▶ The problem: Please retype the rows word for word, starting with the first line and going on through the line with "x-tick-label: 5000 [512, 380, 548, 397]", both ends included.

## BEGIN Stored records

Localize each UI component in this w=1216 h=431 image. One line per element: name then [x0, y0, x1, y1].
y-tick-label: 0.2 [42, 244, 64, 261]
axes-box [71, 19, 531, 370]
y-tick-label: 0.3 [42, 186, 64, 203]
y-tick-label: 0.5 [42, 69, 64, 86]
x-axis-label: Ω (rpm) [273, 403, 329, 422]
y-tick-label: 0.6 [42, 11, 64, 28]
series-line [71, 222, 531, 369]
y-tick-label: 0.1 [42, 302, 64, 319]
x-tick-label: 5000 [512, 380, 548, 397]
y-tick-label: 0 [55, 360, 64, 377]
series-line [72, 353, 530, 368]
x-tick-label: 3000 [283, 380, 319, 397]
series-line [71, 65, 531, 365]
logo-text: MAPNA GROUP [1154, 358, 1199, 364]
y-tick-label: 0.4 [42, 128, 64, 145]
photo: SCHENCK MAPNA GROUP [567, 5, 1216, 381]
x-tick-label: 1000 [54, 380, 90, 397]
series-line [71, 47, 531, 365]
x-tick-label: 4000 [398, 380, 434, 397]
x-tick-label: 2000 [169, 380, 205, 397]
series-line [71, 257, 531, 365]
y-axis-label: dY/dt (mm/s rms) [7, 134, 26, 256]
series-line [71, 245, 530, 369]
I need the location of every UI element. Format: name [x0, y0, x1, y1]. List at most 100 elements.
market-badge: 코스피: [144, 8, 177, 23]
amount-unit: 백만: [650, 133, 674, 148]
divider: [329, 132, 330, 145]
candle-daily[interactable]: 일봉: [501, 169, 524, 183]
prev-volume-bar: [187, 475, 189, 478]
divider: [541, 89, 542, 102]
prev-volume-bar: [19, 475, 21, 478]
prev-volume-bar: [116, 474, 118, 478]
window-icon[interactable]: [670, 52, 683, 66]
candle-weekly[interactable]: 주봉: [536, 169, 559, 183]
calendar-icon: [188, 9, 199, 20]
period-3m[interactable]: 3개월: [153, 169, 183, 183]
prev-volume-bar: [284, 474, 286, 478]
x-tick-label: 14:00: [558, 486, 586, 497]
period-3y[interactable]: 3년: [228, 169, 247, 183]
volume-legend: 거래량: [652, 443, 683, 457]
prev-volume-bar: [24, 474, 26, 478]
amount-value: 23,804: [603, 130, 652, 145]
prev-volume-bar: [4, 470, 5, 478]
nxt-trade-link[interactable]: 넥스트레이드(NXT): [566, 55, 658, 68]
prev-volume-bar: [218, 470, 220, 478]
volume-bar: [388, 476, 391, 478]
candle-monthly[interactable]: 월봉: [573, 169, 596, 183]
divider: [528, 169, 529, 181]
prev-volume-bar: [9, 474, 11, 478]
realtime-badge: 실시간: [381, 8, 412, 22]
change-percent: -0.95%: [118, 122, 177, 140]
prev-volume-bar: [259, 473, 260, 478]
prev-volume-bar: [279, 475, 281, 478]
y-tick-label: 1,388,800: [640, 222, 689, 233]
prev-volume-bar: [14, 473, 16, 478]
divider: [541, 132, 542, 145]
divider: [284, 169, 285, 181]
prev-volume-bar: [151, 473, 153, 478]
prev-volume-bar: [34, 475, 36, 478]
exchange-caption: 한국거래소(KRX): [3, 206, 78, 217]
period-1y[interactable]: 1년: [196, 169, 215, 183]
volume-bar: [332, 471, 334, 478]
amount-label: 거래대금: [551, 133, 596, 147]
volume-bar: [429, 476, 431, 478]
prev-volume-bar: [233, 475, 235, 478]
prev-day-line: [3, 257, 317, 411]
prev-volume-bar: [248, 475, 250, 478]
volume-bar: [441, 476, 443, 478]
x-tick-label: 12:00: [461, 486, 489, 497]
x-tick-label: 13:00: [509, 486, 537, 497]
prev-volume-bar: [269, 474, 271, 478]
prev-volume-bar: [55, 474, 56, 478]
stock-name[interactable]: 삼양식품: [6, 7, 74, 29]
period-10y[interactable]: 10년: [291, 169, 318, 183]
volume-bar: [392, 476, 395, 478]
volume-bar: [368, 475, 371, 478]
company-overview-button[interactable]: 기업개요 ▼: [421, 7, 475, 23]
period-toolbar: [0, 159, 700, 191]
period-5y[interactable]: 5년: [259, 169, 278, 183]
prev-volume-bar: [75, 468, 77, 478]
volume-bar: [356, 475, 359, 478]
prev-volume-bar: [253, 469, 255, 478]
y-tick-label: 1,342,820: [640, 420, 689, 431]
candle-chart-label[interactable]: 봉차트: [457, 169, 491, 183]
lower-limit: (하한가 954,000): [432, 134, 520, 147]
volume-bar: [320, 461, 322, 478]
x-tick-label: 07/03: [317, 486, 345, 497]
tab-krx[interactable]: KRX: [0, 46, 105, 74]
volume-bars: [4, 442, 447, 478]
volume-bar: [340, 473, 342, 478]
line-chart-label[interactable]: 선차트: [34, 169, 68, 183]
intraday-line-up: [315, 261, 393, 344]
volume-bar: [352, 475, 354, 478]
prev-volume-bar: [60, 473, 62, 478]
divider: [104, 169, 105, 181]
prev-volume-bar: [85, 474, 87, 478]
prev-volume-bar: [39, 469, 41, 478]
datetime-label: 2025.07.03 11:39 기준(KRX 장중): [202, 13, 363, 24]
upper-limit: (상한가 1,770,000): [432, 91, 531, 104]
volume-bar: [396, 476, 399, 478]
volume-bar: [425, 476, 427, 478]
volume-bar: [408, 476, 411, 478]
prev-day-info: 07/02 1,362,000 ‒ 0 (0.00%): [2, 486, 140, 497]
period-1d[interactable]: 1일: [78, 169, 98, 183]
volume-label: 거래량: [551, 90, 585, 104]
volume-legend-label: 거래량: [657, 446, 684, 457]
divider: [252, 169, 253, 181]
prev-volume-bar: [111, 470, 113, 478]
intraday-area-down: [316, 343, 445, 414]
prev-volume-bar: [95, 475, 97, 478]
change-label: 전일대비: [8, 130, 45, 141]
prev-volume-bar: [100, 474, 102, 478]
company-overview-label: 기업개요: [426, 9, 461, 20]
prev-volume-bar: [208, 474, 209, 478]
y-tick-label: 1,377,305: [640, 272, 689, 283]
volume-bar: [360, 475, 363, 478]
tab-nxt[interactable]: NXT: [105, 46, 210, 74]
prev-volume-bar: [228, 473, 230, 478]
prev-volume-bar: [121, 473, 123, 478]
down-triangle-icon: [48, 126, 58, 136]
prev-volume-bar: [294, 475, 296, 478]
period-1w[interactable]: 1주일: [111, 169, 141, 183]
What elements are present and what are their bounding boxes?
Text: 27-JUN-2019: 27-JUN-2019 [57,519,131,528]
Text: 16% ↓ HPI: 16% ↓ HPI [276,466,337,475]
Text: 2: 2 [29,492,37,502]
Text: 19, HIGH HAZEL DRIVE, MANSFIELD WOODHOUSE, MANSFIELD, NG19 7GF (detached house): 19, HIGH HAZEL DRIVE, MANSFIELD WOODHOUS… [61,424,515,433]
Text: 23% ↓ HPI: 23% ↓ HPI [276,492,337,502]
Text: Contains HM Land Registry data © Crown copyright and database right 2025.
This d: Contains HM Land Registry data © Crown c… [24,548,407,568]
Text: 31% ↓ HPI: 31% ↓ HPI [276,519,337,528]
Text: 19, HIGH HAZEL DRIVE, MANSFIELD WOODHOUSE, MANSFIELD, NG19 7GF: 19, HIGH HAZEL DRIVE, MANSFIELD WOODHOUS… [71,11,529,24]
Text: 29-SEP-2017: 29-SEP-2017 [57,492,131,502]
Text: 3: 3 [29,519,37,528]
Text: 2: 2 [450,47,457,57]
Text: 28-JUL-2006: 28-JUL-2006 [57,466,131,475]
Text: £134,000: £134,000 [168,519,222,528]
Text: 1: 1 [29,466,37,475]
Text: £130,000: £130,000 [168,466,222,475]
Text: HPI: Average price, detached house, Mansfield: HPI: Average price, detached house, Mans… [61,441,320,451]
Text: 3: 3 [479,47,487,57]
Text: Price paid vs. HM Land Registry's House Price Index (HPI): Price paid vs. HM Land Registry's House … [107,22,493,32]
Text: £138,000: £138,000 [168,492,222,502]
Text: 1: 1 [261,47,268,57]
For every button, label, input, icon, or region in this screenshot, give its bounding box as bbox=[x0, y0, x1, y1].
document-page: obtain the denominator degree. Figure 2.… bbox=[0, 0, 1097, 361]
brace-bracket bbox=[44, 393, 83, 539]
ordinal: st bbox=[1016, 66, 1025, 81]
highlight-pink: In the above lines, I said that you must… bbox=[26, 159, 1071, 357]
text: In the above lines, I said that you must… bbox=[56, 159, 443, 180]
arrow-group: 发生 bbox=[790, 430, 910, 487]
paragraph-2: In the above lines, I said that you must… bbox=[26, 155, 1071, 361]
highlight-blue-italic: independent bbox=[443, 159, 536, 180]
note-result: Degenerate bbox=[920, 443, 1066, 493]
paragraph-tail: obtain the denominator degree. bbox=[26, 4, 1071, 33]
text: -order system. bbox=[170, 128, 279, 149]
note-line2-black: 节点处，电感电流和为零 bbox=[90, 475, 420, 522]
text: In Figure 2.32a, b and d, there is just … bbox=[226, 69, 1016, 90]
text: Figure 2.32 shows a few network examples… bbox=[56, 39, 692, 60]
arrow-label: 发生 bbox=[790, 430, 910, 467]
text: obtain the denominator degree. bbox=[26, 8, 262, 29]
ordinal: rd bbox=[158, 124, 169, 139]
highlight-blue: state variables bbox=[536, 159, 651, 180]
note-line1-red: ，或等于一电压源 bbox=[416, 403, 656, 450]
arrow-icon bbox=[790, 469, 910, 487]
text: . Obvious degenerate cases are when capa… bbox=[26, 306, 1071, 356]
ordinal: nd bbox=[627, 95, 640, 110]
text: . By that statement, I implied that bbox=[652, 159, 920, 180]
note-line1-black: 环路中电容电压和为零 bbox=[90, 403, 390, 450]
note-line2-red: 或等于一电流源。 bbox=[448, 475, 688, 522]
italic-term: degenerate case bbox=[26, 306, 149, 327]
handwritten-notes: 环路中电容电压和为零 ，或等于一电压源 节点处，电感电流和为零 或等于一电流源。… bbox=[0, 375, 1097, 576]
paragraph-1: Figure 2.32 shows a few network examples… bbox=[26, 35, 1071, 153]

## END Stored records

▶ Output of the exercise:
Localize each UI component in this w=1216 h=431 image. One line per element: name then [x0, y0, x1, y1].
y-tick-label: 0.2 [42, 244, 64, 261]
axes-box [71, 19, 531, 370]
y-tick-label: 0.3 [42, 186, 64, 203]
y-tick-label: 0.5 [42, 69, 64, 86]
x-axis-label: Ω (rpm) [273, 403, 329, 422]
y-tick-label: 0.6 [42, 11, 64, 28]
series-line [71, 222, 531, 369]
y-tick-label: 0.1 [42, 302, 64, 319]
x-tick-label: 5000 [512, 380, 548, 397]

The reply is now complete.